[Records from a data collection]
— start —

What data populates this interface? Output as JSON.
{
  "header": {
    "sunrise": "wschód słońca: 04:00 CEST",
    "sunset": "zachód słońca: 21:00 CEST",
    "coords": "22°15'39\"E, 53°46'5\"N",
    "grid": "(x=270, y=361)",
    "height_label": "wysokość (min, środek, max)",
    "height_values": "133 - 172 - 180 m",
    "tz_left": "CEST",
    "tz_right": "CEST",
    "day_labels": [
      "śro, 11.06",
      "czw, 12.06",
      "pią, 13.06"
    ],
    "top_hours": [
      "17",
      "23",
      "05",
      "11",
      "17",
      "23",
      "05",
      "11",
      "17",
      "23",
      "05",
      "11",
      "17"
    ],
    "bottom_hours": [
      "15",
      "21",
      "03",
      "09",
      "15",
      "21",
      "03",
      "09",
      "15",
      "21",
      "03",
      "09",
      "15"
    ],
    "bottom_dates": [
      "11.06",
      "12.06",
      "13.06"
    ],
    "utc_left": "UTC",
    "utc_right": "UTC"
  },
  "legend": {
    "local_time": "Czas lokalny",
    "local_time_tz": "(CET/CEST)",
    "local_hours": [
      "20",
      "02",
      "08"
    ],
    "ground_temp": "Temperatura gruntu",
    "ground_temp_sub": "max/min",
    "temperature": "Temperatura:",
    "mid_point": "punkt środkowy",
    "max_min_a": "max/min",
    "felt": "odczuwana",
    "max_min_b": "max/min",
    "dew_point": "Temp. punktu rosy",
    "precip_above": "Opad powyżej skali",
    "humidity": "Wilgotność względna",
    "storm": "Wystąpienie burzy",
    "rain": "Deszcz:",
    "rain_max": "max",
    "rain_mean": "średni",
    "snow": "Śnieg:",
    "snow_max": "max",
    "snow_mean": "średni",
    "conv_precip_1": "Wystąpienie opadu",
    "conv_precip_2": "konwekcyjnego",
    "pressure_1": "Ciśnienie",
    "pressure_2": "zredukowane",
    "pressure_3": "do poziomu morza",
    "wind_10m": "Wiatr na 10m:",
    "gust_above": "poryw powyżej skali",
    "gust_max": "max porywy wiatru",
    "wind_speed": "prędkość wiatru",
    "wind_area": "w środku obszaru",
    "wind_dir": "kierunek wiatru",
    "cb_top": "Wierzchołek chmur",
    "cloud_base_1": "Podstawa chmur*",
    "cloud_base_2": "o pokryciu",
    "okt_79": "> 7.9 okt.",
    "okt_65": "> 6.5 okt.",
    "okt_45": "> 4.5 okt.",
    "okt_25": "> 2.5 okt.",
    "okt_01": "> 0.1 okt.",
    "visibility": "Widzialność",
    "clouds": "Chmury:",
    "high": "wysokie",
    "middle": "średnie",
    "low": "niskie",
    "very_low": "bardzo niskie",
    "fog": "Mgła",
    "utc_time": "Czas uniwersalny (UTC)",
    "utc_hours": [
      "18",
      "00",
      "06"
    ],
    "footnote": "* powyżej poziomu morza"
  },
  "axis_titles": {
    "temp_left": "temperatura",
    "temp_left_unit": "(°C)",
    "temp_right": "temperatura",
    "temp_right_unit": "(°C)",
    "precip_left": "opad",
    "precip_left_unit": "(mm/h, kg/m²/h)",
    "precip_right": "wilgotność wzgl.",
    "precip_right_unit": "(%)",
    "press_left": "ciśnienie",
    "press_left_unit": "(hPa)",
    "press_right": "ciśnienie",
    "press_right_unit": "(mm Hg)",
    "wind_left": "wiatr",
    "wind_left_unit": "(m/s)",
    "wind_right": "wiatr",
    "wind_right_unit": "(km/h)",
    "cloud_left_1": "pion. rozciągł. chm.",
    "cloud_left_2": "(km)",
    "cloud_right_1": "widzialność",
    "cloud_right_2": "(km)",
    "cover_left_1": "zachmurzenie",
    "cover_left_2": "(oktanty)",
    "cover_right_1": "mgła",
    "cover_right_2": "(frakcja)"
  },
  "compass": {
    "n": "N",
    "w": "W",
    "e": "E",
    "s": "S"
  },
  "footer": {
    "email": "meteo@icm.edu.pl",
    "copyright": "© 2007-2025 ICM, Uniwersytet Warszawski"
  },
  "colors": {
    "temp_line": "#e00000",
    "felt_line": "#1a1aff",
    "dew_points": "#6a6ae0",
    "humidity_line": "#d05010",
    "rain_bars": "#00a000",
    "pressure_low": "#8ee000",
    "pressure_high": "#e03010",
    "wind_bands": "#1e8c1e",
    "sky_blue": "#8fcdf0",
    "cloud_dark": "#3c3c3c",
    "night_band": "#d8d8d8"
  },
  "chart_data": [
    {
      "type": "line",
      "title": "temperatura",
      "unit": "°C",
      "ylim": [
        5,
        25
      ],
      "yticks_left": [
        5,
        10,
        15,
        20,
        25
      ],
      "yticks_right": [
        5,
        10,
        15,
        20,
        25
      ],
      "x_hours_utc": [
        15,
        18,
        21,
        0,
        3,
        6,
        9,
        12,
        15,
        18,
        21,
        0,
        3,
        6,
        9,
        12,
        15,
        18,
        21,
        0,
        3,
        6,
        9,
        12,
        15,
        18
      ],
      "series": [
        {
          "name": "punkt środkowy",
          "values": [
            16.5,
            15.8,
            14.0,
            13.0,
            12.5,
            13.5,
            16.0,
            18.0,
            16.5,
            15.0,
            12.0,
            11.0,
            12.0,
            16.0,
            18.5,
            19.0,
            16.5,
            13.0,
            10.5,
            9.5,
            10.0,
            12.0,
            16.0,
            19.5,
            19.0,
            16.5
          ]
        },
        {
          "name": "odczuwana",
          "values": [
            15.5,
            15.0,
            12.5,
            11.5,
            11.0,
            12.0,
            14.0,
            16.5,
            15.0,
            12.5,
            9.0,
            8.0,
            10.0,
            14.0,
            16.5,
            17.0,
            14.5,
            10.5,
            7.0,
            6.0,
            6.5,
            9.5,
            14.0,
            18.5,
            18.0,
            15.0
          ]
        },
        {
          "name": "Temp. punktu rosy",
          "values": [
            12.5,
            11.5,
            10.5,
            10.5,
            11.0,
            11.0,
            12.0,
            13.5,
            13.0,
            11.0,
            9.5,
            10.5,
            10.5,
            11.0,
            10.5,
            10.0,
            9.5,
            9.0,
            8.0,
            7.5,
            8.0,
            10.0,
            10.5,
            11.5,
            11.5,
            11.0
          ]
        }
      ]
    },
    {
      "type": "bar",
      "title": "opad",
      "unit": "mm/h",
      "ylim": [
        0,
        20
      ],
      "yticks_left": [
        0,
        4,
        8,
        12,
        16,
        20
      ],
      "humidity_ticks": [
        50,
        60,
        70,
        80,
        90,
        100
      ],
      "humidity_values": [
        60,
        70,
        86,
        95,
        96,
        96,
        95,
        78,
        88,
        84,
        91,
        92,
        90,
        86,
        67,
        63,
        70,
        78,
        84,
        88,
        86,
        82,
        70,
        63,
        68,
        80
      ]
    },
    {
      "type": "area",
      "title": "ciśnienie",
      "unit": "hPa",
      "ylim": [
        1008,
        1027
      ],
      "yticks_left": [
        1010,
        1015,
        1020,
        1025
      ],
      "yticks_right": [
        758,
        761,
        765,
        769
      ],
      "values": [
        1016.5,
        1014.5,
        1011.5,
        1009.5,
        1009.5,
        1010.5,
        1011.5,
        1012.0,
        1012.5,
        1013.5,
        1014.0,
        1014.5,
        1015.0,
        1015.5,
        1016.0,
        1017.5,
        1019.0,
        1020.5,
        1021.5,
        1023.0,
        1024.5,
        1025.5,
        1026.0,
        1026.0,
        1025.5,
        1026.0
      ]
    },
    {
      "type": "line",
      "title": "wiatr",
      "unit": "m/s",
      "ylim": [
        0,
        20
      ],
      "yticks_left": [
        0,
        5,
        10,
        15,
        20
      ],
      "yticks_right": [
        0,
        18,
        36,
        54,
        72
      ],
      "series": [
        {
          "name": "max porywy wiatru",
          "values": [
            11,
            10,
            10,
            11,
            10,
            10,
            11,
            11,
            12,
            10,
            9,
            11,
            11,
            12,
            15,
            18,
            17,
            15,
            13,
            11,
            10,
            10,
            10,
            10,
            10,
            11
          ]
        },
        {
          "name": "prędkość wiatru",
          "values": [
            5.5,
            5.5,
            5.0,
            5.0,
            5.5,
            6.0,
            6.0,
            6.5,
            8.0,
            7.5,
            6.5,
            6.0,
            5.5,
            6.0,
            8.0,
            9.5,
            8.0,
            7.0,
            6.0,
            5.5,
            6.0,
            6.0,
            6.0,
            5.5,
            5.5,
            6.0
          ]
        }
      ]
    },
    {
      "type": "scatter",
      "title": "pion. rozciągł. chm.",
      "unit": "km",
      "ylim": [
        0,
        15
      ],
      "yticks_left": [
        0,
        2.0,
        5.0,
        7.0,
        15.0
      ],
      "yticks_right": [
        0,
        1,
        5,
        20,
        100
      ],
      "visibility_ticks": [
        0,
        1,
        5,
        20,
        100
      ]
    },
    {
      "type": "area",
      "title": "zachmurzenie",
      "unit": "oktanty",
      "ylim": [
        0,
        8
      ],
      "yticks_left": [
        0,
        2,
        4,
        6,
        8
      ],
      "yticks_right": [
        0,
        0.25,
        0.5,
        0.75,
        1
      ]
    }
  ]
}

— end —

## Aim
Copy each line of the entries that includes the word "name".

## Answer
          "name": "punkt środkowy",
          "name": "odczuwana",
          "name": "Temp. punktu rosy",
          "name": "max porywy wiatru",
          "name": "prędkość wiatru",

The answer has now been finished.